▶ _Exercise prompt_
Copy every line from the material below that holds "meta".

▶ _Data excerpts_
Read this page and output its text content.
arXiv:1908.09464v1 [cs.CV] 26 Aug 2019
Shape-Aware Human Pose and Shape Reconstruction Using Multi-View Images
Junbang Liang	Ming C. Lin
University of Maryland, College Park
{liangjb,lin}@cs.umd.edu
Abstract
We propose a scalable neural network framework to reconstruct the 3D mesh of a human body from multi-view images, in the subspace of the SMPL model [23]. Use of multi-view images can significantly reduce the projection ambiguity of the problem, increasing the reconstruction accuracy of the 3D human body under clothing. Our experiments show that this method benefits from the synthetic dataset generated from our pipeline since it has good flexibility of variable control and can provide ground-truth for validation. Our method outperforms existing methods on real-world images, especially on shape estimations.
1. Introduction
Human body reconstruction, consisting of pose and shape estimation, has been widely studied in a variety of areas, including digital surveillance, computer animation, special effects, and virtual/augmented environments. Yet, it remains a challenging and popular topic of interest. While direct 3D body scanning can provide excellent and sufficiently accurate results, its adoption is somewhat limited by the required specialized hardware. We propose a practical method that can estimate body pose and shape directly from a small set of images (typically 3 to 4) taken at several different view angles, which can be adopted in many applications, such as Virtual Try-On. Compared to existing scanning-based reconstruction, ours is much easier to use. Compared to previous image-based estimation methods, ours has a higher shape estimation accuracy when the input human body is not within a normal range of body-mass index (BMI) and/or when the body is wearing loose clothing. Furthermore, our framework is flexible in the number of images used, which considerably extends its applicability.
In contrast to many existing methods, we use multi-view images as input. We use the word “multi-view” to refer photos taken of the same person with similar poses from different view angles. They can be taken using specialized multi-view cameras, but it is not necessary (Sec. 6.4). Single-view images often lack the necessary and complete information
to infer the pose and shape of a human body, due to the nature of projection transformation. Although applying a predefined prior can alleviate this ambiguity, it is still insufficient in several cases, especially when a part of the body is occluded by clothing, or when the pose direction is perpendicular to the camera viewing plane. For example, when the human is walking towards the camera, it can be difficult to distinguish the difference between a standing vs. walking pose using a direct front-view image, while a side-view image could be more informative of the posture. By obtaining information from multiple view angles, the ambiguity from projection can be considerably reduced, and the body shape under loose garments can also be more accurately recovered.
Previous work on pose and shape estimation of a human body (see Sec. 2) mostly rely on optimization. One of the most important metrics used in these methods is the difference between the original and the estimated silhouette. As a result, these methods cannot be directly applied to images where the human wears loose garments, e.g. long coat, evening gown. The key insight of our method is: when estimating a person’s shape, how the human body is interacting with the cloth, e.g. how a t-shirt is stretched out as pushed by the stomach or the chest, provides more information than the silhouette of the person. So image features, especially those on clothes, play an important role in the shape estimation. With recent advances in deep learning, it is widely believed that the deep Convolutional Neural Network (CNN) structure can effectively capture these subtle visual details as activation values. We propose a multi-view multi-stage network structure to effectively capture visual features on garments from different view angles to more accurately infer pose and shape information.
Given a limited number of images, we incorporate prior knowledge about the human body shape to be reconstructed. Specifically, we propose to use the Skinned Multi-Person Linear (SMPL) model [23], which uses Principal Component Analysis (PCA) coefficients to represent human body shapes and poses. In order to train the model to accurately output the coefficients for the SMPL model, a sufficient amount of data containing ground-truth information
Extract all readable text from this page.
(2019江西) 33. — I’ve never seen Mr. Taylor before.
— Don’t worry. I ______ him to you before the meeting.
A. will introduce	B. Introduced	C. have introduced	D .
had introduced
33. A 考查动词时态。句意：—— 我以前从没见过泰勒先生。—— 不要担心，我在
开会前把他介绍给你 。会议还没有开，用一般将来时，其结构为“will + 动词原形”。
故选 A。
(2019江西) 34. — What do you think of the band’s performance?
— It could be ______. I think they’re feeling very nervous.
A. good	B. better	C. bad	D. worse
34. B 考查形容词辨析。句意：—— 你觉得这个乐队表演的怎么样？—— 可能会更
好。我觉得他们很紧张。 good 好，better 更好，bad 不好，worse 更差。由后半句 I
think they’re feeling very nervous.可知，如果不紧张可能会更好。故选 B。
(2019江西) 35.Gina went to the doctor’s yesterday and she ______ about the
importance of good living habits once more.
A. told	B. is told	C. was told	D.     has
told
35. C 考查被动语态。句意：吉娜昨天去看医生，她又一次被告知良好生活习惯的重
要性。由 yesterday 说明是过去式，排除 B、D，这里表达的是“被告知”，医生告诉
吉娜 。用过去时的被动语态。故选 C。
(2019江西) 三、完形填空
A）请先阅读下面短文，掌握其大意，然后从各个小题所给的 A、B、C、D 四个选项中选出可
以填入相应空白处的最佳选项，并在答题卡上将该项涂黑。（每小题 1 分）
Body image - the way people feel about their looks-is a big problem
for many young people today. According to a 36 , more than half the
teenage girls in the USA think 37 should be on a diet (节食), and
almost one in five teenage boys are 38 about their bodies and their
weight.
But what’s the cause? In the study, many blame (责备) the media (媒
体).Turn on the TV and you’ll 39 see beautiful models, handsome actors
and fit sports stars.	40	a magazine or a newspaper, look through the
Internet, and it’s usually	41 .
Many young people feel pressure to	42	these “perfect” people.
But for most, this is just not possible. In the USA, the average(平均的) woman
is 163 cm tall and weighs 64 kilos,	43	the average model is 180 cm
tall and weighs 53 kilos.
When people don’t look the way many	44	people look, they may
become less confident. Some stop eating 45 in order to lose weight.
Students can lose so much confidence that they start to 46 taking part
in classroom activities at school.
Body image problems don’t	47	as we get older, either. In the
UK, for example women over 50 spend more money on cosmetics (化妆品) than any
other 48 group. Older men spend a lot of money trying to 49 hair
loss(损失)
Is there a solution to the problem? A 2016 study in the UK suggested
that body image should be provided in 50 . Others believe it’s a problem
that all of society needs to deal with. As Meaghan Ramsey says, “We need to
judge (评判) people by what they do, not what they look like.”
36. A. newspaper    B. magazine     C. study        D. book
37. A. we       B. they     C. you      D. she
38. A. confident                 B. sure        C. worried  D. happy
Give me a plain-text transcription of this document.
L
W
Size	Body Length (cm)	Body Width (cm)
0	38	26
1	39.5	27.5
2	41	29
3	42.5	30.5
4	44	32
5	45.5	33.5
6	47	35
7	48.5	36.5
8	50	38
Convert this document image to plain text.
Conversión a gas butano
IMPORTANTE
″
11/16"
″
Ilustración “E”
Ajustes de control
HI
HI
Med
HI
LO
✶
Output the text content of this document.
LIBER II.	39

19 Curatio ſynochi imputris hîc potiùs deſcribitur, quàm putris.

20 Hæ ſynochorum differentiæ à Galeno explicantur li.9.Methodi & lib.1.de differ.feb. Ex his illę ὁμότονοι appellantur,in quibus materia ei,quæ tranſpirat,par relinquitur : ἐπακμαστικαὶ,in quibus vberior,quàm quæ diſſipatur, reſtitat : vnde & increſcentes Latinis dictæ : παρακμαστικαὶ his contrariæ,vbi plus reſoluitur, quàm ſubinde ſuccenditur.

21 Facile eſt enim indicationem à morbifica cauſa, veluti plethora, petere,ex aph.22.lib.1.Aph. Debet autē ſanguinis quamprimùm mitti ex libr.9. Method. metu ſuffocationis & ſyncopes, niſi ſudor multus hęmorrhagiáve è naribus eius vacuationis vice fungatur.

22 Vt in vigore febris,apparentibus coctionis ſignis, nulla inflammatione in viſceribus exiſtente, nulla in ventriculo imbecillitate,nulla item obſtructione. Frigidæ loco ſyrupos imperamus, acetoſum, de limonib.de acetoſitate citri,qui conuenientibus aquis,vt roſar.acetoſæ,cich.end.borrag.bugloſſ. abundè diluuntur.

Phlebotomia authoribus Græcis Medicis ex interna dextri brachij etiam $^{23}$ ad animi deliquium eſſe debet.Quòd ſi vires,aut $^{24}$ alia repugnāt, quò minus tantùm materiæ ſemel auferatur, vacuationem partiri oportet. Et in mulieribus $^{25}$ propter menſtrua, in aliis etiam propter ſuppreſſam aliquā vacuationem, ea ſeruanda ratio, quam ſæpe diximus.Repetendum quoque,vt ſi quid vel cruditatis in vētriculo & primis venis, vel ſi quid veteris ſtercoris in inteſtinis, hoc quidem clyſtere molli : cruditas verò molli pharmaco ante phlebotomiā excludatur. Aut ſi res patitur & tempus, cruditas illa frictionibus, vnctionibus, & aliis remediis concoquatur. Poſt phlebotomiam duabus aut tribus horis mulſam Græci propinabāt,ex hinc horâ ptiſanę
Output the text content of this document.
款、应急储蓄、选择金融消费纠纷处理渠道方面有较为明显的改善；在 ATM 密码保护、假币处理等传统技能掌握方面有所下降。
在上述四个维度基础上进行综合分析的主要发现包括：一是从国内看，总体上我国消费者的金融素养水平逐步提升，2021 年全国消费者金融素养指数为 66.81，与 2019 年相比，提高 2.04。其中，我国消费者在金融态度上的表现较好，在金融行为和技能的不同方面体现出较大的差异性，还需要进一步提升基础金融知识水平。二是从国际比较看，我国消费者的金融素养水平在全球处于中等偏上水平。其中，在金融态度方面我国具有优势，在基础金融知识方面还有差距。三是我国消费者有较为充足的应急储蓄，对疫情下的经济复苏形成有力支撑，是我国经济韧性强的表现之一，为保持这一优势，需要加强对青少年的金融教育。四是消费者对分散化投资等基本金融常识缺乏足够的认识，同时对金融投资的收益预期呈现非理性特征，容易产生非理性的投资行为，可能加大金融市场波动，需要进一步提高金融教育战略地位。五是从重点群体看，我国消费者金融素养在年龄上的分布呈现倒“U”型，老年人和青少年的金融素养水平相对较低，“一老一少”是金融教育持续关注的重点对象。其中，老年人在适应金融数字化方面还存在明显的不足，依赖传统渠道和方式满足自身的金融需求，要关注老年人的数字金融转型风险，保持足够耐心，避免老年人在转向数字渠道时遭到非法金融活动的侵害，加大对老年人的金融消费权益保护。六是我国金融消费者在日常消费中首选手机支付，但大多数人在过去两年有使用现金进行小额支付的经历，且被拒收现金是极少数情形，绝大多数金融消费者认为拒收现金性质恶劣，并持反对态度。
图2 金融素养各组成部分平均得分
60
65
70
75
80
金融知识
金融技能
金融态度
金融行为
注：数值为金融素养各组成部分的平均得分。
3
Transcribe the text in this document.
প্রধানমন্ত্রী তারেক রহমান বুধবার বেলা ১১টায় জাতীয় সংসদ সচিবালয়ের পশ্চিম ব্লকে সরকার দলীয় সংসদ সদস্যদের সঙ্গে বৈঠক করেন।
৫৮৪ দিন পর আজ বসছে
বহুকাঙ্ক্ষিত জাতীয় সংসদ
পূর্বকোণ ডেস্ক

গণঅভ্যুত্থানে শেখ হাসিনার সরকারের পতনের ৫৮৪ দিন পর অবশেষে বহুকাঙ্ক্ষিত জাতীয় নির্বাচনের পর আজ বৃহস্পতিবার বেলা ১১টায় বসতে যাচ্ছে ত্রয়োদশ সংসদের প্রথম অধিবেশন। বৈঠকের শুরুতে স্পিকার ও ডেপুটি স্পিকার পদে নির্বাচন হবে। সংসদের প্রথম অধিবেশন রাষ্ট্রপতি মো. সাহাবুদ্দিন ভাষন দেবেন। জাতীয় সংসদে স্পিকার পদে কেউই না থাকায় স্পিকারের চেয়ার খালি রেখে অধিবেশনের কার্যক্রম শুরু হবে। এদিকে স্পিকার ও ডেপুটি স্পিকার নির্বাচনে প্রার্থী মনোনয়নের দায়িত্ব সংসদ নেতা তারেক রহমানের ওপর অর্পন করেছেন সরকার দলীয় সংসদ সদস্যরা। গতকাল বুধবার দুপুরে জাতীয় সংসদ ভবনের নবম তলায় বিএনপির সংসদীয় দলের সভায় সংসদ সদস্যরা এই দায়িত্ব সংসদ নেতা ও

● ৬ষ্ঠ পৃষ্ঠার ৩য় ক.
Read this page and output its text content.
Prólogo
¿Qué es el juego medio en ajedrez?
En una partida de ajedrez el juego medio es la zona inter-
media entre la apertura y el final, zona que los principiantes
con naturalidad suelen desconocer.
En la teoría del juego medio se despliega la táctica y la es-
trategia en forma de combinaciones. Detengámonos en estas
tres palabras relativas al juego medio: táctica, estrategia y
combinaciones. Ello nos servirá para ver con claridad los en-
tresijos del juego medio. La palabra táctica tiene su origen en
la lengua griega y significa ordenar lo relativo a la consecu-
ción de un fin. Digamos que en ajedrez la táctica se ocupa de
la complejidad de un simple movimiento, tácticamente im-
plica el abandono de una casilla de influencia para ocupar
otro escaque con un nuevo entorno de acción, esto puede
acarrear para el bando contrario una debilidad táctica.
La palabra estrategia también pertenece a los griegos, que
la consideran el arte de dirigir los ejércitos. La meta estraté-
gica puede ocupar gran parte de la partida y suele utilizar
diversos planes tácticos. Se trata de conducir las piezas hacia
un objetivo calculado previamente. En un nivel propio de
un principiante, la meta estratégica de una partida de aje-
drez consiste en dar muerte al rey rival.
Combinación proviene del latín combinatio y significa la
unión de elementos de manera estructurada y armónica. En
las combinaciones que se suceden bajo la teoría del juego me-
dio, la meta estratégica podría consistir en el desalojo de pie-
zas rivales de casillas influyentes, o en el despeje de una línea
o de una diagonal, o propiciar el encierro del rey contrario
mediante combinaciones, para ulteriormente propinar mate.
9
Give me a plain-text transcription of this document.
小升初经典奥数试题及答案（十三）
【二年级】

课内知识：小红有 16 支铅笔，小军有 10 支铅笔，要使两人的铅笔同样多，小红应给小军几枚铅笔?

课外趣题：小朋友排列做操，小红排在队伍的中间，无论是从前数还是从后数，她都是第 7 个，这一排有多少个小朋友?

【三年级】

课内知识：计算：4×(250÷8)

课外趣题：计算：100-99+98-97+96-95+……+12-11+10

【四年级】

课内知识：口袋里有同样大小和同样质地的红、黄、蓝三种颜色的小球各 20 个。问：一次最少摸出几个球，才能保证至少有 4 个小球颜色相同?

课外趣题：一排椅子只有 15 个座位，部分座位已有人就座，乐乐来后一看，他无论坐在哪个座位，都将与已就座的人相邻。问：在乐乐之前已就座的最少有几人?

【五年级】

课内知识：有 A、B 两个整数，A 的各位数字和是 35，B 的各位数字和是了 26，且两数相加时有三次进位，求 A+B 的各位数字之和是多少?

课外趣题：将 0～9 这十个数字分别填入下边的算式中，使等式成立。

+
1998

▶ _Finished answer_
la consideran el arte de dirigir los ejércitos. La meta estraté-
un principiante, la meta estratégica de una partida de aje-
dio, la meta estratégica podría consistir en el desalojo de pie-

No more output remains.